WRITTEN TASK => Each record below is to be reproduced without any change.

GIVEN RECORDS =>
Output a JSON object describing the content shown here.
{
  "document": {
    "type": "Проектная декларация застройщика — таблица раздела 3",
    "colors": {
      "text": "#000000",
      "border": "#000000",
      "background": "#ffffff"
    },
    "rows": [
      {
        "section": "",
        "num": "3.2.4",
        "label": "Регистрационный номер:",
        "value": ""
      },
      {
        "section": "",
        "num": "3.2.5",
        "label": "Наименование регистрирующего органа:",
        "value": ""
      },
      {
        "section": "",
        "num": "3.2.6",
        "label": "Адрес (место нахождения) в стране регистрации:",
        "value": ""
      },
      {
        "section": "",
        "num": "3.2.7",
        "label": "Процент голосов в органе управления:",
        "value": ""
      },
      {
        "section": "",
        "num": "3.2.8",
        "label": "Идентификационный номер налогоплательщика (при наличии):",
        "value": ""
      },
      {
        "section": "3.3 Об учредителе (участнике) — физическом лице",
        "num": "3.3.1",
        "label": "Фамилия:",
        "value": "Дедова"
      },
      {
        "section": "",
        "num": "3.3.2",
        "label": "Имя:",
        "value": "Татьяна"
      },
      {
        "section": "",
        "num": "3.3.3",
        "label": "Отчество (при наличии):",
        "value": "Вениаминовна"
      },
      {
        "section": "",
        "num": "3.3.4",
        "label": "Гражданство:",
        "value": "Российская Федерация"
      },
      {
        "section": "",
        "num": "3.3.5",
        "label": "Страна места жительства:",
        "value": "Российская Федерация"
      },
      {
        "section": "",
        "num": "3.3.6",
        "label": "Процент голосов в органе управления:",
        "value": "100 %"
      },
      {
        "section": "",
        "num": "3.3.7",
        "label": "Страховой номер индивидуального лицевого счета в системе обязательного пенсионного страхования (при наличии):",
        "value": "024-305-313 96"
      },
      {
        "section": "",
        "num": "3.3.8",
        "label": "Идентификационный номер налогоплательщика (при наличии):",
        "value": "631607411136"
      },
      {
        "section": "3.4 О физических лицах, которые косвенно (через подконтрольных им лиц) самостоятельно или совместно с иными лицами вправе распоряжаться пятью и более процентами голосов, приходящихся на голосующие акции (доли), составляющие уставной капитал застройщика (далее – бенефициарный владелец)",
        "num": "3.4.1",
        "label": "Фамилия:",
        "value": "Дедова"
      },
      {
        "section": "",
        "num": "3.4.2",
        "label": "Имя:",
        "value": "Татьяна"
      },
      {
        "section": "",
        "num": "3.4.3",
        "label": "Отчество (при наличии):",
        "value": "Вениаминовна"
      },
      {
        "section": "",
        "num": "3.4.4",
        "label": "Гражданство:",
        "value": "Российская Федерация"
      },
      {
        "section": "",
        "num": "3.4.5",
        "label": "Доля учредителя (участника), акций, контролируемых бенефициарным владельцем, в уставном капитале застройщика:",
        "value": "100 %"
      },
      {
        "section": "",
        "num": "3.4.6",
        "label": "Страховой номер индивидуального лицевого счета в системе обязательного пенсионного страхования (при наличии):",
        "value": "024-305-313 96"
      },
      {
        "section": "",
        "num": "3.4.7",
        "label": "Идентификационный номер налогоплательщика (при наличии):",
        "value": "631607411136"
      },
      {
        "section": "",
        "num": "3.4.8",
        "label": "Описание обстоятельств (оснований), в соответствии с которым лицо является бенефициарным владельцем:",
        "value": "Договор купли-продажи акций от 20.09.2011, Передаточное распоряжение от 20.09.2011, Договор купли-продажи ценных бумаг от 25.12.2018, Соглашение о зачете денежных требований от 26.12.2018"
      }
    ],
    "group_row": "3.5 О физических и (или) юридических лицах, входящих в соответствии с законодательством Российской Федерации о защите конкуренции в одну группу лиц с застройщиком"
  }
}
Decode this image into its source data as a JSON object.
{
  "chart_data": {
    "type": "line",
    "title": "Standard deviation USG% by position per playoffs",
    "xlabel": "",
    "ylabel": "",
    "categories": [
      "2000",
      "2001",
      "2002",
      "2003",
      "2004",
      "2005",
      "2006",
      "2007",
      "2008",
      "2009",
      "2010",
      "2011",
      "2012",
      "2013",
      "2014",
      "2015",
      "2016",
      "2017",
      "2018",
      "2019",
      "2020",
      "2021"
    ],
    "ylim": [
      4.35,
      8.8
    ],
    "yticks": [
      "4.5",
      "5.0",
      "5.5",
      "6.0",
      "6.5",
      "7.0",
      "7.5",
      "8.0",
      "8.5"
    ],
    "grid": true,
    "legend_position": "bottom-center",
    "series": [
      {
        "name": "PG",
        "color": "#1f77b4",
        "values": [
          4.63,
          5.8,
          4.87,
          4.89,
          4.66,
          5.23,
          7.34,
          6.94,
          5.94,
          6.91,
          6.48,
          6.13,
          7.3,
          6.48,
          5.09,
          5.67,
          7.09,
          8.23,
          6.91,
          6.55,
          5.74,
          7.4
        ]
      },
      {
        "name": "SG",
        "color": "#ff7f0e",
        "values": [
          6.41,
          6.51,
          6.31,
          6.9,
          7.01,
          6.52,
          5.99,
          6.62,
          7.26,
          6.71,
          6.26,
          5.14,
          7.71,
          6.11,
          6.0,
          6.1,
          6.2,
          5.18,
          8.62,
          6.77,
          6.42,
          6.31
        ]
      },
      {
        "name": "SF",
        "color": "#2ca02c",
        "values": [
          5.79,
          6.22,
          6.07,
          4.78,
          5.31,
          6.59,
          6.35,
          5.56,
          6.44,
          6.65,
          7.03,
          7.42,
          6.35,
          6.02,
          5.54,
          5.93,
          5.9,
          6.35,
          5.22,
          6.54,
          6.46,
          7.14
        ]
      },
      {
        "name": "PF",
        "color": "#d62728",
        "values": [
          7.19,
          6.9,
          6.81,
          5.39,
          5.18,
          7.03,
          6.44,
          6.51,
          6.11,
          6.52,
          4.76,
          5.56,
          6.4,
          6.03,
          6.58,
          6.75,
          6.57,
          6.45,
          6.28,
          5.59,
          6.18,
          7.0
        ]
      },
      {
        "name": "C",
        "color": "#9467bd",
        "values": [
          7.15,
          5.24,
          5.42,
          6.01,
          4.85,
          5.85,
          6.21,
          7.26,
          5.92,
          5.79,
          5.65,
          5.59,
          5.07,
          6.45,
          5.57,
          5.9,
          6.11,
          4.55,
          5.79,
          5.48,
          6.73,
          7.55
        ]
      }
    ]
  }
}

WRITTEN RESPONSE =>
Output a JSON object describing the content shown here.
{
  "document": {
    "type": "Проектная декларация застройщика — таблица раздела 3",
    "colors": {
      "text": "#000000",
      "border": "#000000",
      "background": "#ffffff"
    },
    "rows": [
      {
        "section": "",
        "num": "3.2.4",
        "label": "Регистрационный номер:",
        "value": ""
      },
      {
        "section": "",
        "num": "3.2.5",
        "label": "Наименование регистрирующего органа:",
        "value": ""
      },
      {
        "section": "",
        "num": "3.2.6",
        "label": "Адрес (место нахождения) в стране регистрации:",
        "value": ""
      },
      {
        "section": "",
        "num": "3.2.7",
        "label": "Процент голосов в органе управления:",
        "value": ""
      },
      {
        "section": "",
        "num": "3.2.8",
        "label": "Идентификационный номер налогоплательщика (при наличии):",
        "value": ""
      },
      {
        "section": "3.3 Об учредителе (участнике) — физическом лице",
        "num": "3.3.1",
        "label": "Фамилия:",
        "value": "Дедова"
      },
      {
        "section": "",
        "num": "3.3.2",
        "label": "Имя:",
        "value": "Татьяна"
      },
      {
        "section": "",
        "num": "3.3.3",
        "label": "Отчество (при наличии):",
        "value": "Вениаминовна"
      },
      {
        "section": "",
        "num": "3.3.4",
        "label": "Гражданство:",
        "value": "Российская Федерация"
      },
      {
        "section": "",
        "num": "3.3.5",
        "label": "Страна места жительства:",
        "value": "Российская Федерация"
      },
      {
        "section": "",
        "num": "3.3.6",
        "label": "Процент голосов в органе управления:",
        "value": "100 %"
      },
      {
        "section": "",
        "num": "3.3.7",
        "label": "Страховой номер индивидуального лицевого счета в системе обязательного пенсионного страхования (при наличии):",
        "value": "024-305-313 96"
      },
      {
        "section": "",
        "num": "3.3.8",
        "label": "Идентификационный номер налогоплательщика (при наличии):",
        "value": "631607411136"
      },
      {
        "section": "3.4 О физических лицах, которые косвенно (через подконтрольных им лиц) самостоятельно или совместно с иными лицами вправе распоряжаться пятью и более процентами голосов, приходящихся на голосующие акции (доли), составляющие уставной капитал застройщика (далее – бенефициарный владелец)",
        "num": "3.4.1",
        "label": "Фамилия:",
        "value": "Дедова"
      },
      {
        "section": "",
        "num": "3.4.2",
        "label": "Имя:",
        "value": "Татьяна"
      },
      {
        "section": "",
        "num": "3.4.3",
        "label": "Отчество (при наличии):",
        "value": "Вениаминовна"
      },
      {
        "section": "",
        "num": "3.4.4",
        "label": "Гражданство:",
        "value": "Российская Федерация"
      },
      {
        "section": "",
        "num": "3.4.5",
        "label": "Доля учредителя (участника), акций, контролируемых бенефициарным владельцем, в уставном капитале застройщика:",
        "value": "100 %"
      },
      {
        "section": "",
        "num": "3.4.6",
        "label": "Страховой номер индивидуального лицевого счета в системе обязательного пенсионного страхования (при наличии):",
        "value": "024-305-313 96"
      },
      {
        "section": "",
        "num": "3.4.7",
        "label": "Идентификационный номер налогоплательщика (при наличии):",
        "value": "631607411136"
      },
      {
        "section": "",
        "num": "3.4.8",
        "label": "Описание обстоятельств (оснований), в соответствии с которым лицо является бенефициарным владельцем:",
        "value": "Договор купли-продажи акций от 20.09.2011, Передаточное распоряжение от 20.09.2011, Договор купли-продажи ценных бумаг от 25.12.2018, Соглашение о зачете денежных требований от 26.12.2018"
      }
    ],
    "group_row": "3.5 О физических и (или) юридических лицах, входящих в соответствии с законодательством Российской Федерации о защите конкуренции в одну группу лиц с застройщиком"
  }
}
Decode this image into its source data as a JSON object.
{
  "chart_data": {
    "type": "line",
    "title": "Standard deviation USG% by position per playoffs",
    "xlabel": "",
    "ylabel": "",
    "categories": [
      "2000",
      "2001",
      "2002",
      "2003",
      "2004",
      "2005",
      "2006",
      "2007",
      "2008",
      "2009",
      "2010",
      "2011",
      "2012",
      "2013",
      "2014",
      "2015",
      "2016",
      "2017",
      "2018",
      "2019",
      "2020",
      "2021"
    ],
    "ylim": [
      4.35,
      8.8
    ],
    "yticks": [
      "4.5",
      "5.0",
      "5.5",
      "6.0",
      "6.5",
      "7.0",
      "7.5",
      "8.0",
      "8.5"
    ],
    "grid": true,
    "legend_position": "bottom-center",
    "series": [
      {
        "name": "PG",
        "color": "#1f77b4",
        "values": [
          4.63,
          5.8,
          4.87,
          4.89,
          4.66,
          5.23,
          7.34,
          6.94,
          5.94,
          6.91,
          6.48,
          6.13,
          7.3,
          6.48,
          5.09,
          5.67,
          7.09,
          8.23,
          6.91,
          6.55,
          5.74,
          7.4
        ]
      },
      {
        "name": "SG",
        "color": "#ff7f0e",
        "values": [
          6.41,
          6.51,
          6.31,
          6.9,
          7.01,
          6.52,
          5.99,
          6.62,
          7.26,
          6.71,
          6.26,
          5.14,
          7.71,
          6.11,
          6.0,
          6.1,
          6.2,
          5.18,
          8.62,
          6.77,
          6.42,
          6.31
        ]
      },
      {
        "name": "SF",
        "color": "#2ca02c",
        "values": [
          5.79,
          6.22,
          6.07,
          4.78,
          5.31,
          6.59,
          6.35,
          5.56,
          6.44,
          6.65,
          7.03,
          7.42,
          6.35,
          6.02,
          5.54,
          5.93,
          5.9,
          6.35,
          5.22,
          6.54,
          6.46,
          7.14
        ]
      },
      {
        "name": "PF",
        "color": "#d62728",
        "values": [
          7.19,
          6.9,
          6.81,
          5.39,
          5.18,
          7.03,
          6.44,
          6.51,
          6.11,
          6.52,
          4.76,
          5.56,
          6.4,
          6.03,
          6.58,
          6.75,
          6.57,
          6.45,
          6.28,
          5.59,
          6.18,
          7.0
        ]
      },
      {
        "name": "C",
        "color": "#9467bd",
        "values": [
          7.15,
          5.24,
          5.42,
          6.01,
          4.85,
          5.85,
          6.21,
          7.26,
          5.92,
          5.79,
          5.65,
          5.59,
          5.07,
          6.45,
          5.57,
          5.9,
          6.11,
          4.55,
          5.79,
          5.48,
          6.73,
          7.55
        ]
      }
    ]
  }
}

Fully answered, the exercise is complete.